**Page text:**
■ ■ ■
What the Benedict Option Gets Wrong
Though you may never have heard of it, the Benedict Option is an increasingly influential idea within theologically conservative circles. For more backdrop, see this article by Conciliar Post author Chris Casberg. Inspired by the closing pages of Alasdair MacIntyre’s influential 1989 book After Virtue, the modern Benedict Option proposes a strategic withdrawal from the project of secular governance, and a reorientation towards localism and community. In the view of its proponents, mass culture has diverged so radically from the norms of traditional Christian theology (presaging a “new dark age”) that significant changes are required for American Christian life.
There is nothing problematic about a renewed focus on community and tradition—indeed, such a reorientation is almost certainly long overdue. Yet alongside these emphases, the Benedict Option entails certain strategic decisions which are, in my view, both unnecessary and deeply unwise.
Key advocates for the Benedict Option, including Rod Dreher and Carl Trueman, have largely characterized recent cultural changes as a steady march toward degradation. I suggest that this view is too simplistic. Rather, I suggest that in part, we are witnessing an elastic cultural response—a reaction, if you will, against the past machtpolitik of the Moral Majority and the related push for translating socially conservative values into policies backed by the coercive force of law. This phenomenon underlies my argument for why Benedict Option proposals should be reconsidered.
■ ■ ■
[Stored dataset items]
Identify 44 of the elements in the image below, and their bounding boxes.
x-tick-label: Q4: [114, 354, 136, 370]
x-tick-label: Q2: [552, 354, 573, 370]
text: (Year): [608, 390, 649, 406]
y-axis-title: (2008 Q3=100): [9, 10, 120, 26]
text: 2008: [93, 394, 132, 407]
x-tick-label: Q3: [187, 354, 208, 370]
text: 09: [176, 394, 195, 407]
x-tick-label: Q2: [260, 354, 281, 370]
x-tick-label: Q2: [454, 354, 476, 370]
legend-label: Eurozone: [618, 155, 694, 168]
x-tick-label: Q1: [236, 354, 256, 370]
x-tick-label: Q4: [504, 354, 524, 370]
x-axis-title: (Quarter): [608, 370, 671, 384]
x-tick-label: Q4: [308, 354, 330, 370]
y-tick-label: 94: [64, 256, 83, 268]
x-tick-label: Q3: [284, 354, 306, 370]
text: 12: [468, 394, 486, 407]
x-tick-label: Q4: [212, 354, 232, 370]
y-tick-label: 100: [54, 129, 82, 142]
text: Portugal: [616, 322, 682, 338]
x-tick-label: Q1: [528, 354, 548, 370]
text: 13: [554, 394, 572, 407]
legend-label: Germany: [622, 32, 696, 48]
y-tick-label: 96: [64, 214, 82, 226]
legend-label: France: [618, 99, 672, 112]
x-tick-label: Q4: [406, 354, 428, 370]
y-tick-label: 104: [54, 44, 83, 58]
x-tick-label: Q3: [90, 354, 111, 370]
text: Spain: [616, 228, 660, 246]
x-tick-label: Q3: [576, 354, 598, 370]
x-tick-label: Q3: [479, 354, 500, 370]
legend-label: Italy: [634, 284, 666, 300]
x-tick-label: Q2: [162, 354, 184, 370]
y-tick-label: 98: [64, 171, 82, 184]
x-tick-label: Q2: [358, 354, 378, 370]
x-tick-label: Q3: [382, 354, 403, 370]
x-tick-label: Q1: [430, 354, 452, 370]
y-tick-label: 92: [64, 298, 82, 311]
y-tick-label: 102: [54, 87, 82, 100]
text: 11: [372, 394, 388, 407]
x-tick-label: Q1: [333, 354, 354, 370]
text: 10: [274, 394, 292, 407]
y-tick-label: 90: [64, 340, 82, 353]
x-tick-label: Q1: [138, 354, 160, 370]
■ ■ ■
**Task description:**
Carry on the essay critiquing the Benedict Option from the point where it stops.

**Response:**
From the 1970s into the 1990s, evangelical Protestantism overextended itself politically. This overextension included, in part, an aggressive socio-legal approach to perceived cultural ills as diverse as Dungeons & Dragons, rap music, birth control, and the gay subculture. Significantly, this pushback targeted (among other things) forces and influences within private society that were believed to be socially undesirable. Along with this activism came a distinct comfortableness with the use of governmental power as a tool for moral reconstruction. Is that not, after all, how democracy works? The shadow of this majoritarian principle is still seen in modern groups like “One Million Moms,” whose name hints at a sweeping consensus which may or may not actually exist.
This American idea, tinged with hints of Manifest Destiny triumphalism and inspired by the writings of Abraham Kuyper, was a postmillennialist fantasy: a conflation of sacred and secular spheres of authority. By contrast, the pre-Constantinian church lacked precedent for seizing command of the temporal power and using it to build heaven on earth—“immanentizing the eschaton”—in the words of Eric Voegelin. Accordingly, viewed from one angle, the current “cultural decline” may be described in part as the collapse of a status quo that was itself inconsistent with the original Christian tradition.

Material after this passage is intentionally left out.